> EXERCISE PROMPT
Produce an exact copy of all the records.

===== MATERIAL TO PROCESS

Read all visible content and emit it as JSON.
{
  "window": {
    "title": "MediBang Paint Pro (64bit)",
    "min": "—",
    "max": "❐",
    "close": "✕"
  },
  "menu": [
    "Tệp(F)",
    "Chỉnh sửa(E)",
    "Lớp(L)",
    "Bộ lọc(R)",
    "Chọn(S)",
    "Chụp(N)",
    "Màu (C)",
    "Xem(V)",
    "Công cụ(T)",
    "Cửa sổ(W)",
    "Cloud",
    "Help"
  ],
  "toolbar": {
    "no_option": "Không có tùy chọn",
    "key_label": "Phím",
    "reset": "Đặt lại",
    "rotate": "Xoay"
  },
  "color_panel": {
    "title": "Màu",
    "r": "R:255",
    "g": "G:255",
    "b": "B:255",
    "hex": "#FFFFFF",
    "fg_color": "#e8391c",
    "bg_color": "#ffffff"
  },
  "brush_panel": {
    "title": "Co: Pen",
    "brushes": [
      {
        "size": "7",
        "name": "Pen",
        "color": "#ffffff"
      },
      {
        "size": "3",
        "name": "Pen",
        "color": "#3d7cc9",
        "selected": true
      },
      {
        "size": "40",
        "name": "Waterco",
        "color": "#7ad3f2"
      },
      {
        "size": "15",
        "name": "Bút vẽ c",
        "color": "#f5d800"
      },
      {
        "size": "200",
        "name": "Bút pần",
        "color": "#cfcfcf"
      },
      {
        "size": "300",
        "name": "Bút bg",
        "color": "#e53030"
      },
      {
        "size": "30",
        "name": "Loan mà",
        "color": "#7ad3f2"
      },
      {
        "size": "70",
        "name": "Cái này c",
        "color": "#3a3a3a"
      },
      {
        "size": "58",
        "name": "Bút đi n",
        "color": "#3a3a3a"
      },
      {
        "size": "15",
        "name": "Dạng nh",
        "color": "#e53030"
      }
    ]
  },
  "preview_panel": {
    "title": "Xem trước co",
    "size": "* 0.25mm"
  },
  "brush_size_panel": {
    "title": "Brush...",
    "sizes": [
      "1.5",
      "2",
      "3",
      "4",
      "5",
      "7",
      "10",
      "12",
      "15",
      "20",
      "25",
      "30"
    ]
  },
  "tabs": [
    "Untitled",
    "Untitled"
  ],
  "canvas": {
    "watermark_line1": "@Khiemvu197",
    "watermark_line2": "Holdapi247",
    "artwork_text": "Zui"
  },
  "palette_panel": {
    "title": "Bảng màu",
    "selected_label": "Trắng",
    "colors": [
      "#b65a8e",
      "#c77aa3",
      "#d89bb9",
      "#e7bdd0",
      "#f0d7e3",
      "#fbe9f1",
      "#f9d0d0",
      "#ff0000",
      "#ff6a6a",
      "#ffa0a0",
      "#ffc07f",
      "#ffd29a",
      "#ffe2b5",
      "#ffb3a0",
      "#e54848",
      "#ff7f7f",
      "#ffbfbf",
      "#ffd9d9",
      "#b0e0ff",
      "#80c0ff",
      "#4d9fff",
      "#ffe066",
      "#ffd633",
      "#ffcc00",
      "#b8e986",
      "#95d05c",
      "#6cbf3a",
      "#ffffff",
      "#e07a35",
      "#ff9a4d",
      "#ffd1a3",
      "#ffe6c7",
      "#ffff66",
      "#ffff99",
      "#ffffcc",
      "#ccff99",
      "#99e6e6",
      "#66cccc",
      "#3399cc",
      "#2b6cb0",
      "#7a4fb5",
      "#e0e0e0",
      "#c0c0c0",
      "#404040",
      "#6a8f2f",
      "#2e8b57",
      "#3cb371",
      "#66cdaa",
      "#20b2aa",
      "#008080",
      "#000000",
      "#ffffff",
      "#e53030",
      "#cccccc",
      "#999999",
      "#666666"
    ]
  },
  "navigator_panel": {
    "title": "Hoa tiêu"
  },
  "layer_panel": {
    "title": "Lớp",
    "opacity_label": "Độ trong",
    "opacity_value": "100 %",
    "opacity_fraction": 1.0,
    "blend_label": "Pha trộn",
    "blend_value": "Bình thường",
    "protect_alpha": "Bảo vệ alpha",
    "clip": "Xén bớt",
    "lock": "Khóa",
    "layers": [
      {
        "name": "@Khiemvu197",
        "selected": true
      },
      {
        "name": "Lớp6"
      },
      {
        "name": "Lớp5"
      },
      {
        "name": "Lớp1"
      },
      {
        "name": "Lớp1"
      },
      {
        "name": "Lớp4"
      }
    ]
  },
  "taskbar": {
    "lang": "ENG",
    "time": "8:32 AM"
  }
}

==========

> RESULT OF THIS TASK
Read all visible content and emit it as JSON.
{
  "window": {
    "title": "MediBang Paint Pro (64bit)",
    "min": "—",
    "max": "❐",
    "close": "✕"
  },
  "menu": [
    "Tệp(F)",
    "Chỉnh sửa(E)",
    "Lớp(L)",
    "Bộ lọc(R)",
    "Chọn(S)",
    "Chụp(N)",
    "Màu (C)",
    "Xem(V)",
    "Công cụ(T)",
    "Cửa sổ(W)",
    "Cloud",
    "Help"
  ],
  "toolbar": {
    "no_option": "Không có tùy chọn",
    "key_label": "Phím",
    "reset": "Đặt lại",
    "rotate": "Xoay"
  },
  "color_panel": {
    "title": "Màu",
    "r": "R:255",
    "g": "G:255",
    "b": "B:255",
    "hex": "#FFFFFF",
    "fg_color": "#e8391c",
    "bg_color": "#ffffff"
  },
  "brush_panel": {
    "title": "Co: Pen",
    "brushes": [
      {
        "size": "7",
        "name": "Pen",
        "color": "#ffffff"
      },
      {
        "size": "3",
        "name": "Pen",
        "color": "#3d7cc9",
        "selected": true
      },
      {
        "size": "40",
        "name": "Waterco",
        "color": "#7ad3f2"
      },
      {
        "size": "15",
        "name": "Bút vẽ c",
        "color": "#f5d800"
      },
      {
        "size": "200",
        "name": "Bút pần",
        "color": "#cfcfcf"
      },
      {
        "size": "300",
        "name": "Bút bg",
        "color": "#e53030"
      },
      {
        "size": "30",
        "name": "Loan mà",
        "color": "#7ad3f2"
      },
      {
        "size": "70",
        "name": "Cái này c",
        "color": "#3a3a3a"
      },
      {
        "size": "58",
        "name": "Bút đi n",
        "color": "#3a3a3a"
      },
      {
        "size": "15",
        "name": "Dạng nh",
        "color": "#e53030"
      }
    ]
  },
  "preview_panel": {
    "title": "Xem trước co",
    "size": "* 0.25mm"
  },
  "brush_size_panel": {
    "title": "Brush...",
    "sizes": [
      "1.5",
      "2",
      "3",
      "4",
      "5",
      "7",
      "10",
      "12",
      "15",
      "20",
      "25",
      "30"
    ]
  },
  "tabs": [
    "Untitled",
    "Untitled"
  ],
  "canvas": {
    "watermark_line1": "@Khiemvu197",
    "watermark_line2": "Holdapi247",
    "artwork_text": "Zui"
  },
  "palette_panel": {
    "title": "Bảng màu",
    "selected_label": "Trắng",
    "colors": [
      "#b65a8e",
      "#c77aa3",
      "#d89bb9",
      "#e7bdd0",
      "#f0d7e3",
      "#fbe9f1",
      "#f9d0d0",
      "#ff0000",
      "#ff6a6a",
      "#ffa0a0",
      "#ffc07f",
      "#ffd29a",
      "#ffe2b5",
      "#ffb3a0",
      "#e54848",
      "#ff7f7f",
      "#ffbfbf",
      "#ffd9d9",
      "#b0e0ff",
      "#80c0ff",
      "#4d9fff",
      "#ffe066",
      "#ffd633",
      "#ffcc00",
      "#b8e986",
      "#95d05c",
      "#6cbf3a",
      "#ffffff",
      "#e07a35",
      "#ff9a4d",
      "#ffd1a3",
      "#ffe6c7",
      "#ffff66",
      "#ffff99",
      "#ffffcc",
      "#ccff99",
      "#99e6e6",
      "#66cccc",
      "#3399cc",
      "#2b6cb0",
      "#7a4fb5",
      "#e0e0e0",
      "#c0c0c0",
      "#404040",
      "#6a8f2f",
      "#2e8b57",
      "#3cb371",
      "#66cdaa",
      "#20b2aa",
      "#008080",
      "#000000",
      "#ffffff",
      "#e53030",
      "#cccccc",
      "#999999",
      "#666666"
    ]
  },
  "navigator_panel": {
    "title": "Hoa tiêu"
  },
  "layer_panel": {
    "title": "Lớp",
    "opacity_label": "Độ trong",
    "opacity_value": "100 %",
    "opacity_fraction": 1.0,
    "blend_label": "Pha trộn",
    "blend_value": "Bình thường",
    "protect_alpha": "Bảo vệ alpha",
    "clip": "Xén bớt",
    "lock": "Khóa",
    "layers": [
      {
        "name": "@Khiemvu197",
        "selected": true
      },
      {
        "name": "Lớp6"
      },
      {
        "name": "Lớp5"
      },
      {
        "name": "Lớp1"
      },
      {
        "name": "Lớp1"
      },
      {
        "name": "Lớp4"
      }
    ]
  },
  "taskbar": {
    "lang": "ENG",
    "time": "8:32 AM"
  }
}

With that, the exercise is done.